- _Do this_
Put the records below, from the line containing "List UI elements" through the line containing "- Text: NH: NH: [110, 90, 127, 103]", into a Markdown table with the columns Row and Line, numbering each line and leaving out blank lines.

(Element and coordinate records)
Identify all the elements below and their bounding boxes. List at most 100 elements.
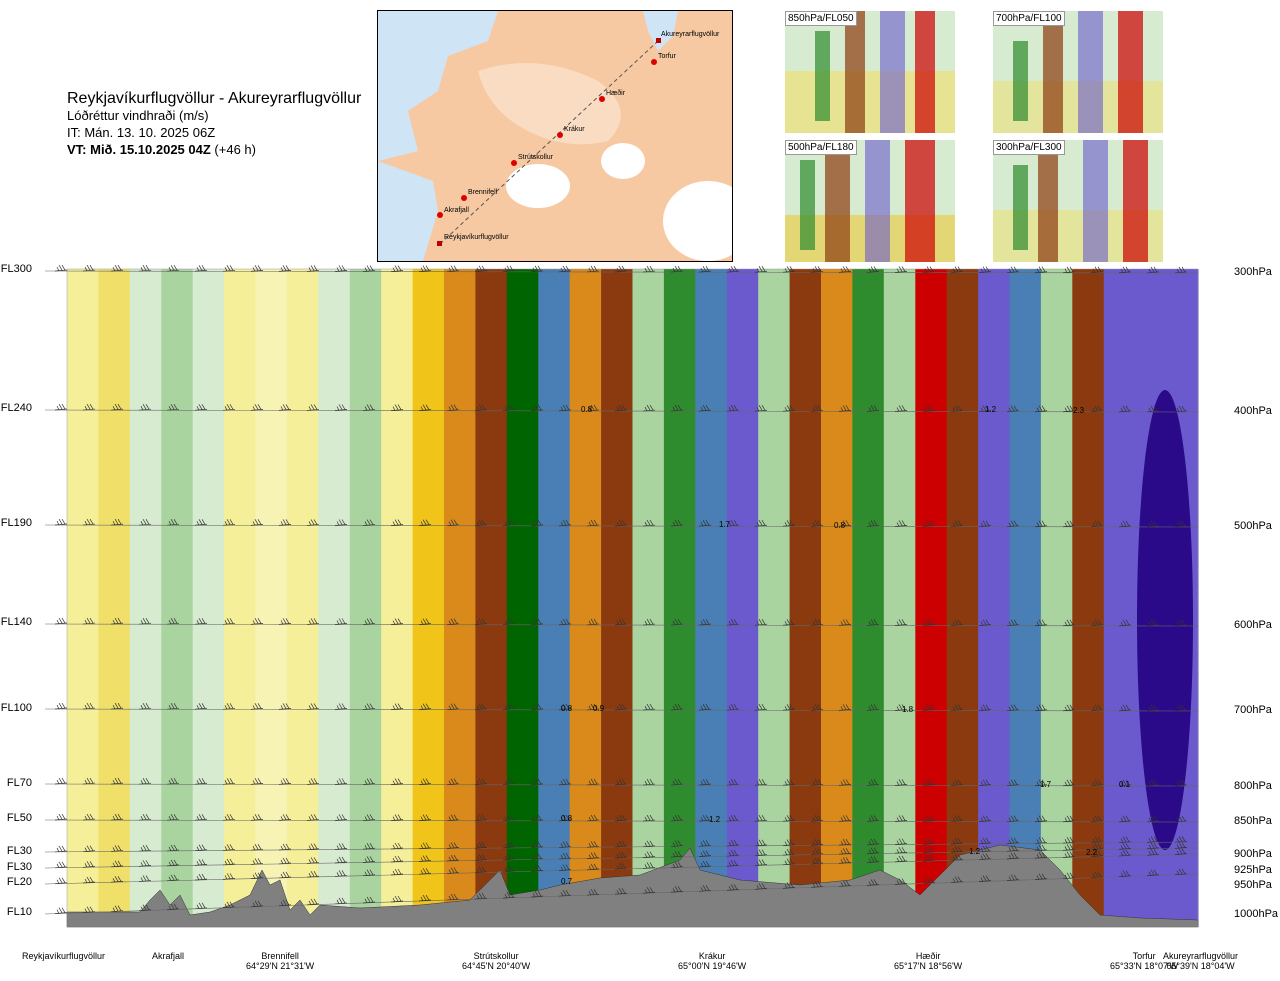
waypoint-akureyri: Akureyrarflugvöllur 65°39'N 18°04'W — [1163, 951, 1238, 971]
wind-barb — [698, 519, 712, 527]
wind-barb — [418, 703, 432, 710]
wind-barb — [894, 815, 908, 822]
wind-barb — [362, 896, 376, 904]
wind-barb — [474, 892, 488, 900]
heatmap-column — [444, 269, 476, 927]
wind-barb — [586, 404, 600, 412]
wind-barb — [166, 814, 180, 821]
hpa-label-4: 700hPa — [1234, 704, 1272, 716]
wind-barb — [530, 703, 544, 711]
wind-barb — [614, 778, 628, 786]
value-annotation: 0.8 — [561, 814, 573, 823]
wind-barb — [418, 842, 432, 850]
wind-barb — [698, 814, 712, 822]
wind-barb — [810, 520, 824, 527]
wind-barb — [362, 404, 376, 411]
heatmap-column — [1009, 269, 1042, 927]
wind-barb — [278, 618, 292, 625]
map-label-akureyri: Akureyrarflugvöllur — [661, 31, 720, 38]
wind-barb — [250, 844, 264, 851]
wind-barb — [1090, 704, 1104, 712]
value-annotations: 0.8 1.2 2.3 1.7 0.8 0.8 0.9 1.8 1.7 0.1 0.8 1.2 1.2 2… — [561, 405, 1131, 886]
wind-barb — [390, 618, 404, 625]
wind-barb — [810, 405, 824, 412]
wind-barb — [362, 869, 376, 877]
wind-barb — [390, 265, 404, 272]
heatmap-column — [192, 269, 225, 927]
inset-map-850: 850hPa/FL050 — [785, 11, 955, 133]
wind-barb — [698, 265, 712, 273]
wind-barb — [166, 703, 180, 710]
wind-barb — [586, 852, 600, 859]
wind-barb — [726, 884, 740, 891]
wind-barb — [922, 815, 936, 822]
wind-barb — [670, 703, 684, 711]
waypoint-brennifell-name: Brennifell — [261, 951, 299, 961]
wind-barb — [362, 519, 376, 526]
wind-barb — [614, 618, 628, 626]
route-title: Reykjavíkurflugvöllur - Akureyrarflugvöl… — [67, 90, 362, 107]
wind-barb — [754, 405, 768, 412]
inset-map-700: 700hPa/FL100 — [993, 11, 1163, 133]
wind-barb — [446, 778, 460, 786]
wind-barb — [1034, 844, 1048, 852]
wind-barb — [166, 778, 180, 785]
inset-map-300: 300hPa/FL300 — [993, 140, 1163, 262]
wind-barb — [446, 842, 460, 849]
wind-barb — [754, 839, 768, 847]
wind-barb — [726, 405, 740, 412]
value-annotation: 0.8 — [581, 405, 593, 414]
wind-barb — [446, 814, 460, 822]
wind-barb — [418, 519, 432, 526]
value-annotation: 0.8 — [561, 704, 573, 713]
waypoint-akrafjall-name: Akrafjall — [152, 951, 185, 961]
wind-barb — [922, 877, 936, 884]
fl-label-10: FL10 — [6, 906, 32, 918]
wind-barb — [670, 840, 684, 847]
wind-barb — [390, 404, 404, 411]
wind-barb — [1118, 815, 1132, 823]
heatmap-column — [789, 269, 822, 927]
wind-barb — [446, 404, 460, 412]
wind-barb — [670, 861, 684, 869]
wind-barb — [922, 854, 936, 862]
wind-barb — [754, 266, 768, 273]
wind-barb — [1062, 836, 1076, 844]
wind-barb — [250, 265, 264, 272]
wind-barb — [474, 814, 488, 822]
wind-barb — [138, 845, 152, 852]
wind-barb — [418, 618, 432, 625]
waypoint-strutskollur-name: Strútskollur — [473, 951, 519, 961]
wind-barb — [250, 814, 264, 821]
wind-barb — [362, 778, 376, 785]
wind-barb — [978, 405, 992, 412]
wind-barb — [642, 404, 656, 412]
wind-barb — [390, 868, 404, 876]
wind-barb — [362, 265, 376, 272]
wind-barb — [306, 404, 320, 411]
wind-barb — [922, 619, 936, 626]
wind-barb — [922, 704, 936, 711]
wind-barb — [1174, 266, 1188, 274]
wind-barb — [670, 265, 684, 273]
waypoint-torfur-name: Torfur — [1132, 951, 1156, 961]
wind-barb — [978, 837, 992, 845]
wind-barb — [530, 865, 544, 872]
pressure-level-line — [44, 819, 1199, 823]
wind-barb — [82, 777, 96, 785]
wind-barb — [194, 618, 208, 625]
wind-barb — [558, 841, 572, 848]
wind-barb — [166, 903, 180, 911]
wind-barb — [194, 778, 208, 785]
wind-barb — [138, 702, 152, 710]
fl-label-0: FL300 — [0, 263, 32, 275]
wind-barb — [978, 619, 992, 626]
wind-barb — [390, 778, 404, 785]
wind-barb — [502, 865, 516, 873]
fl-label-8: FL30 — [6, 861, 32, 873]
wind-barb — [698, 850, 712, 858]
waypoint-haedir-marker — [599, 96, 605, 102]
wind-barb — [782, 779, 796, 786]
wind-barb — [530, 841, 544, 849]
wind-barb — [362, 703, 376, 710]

==

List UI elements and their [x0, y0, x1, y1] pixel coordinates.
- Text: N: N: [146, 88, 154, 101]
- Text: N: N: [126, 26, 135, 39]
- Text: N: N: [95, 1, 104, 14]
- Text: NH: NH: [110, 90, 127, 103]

- _Correct response_
| Row | Line |
|---|---|
| 1 | List UI elements and their [x0, y0, x1, y1] pixel coordinates. |
| 2 | - Text: N: N: [146, 88, 154, 101] |
| 3 | - Text: N: N: [126, 26, 135, 39] |
| 4 | - Text: N: N: [95, 1, 104, 14] |
| 5 | - Text: NH: NH: [110, 90, 127, 103] |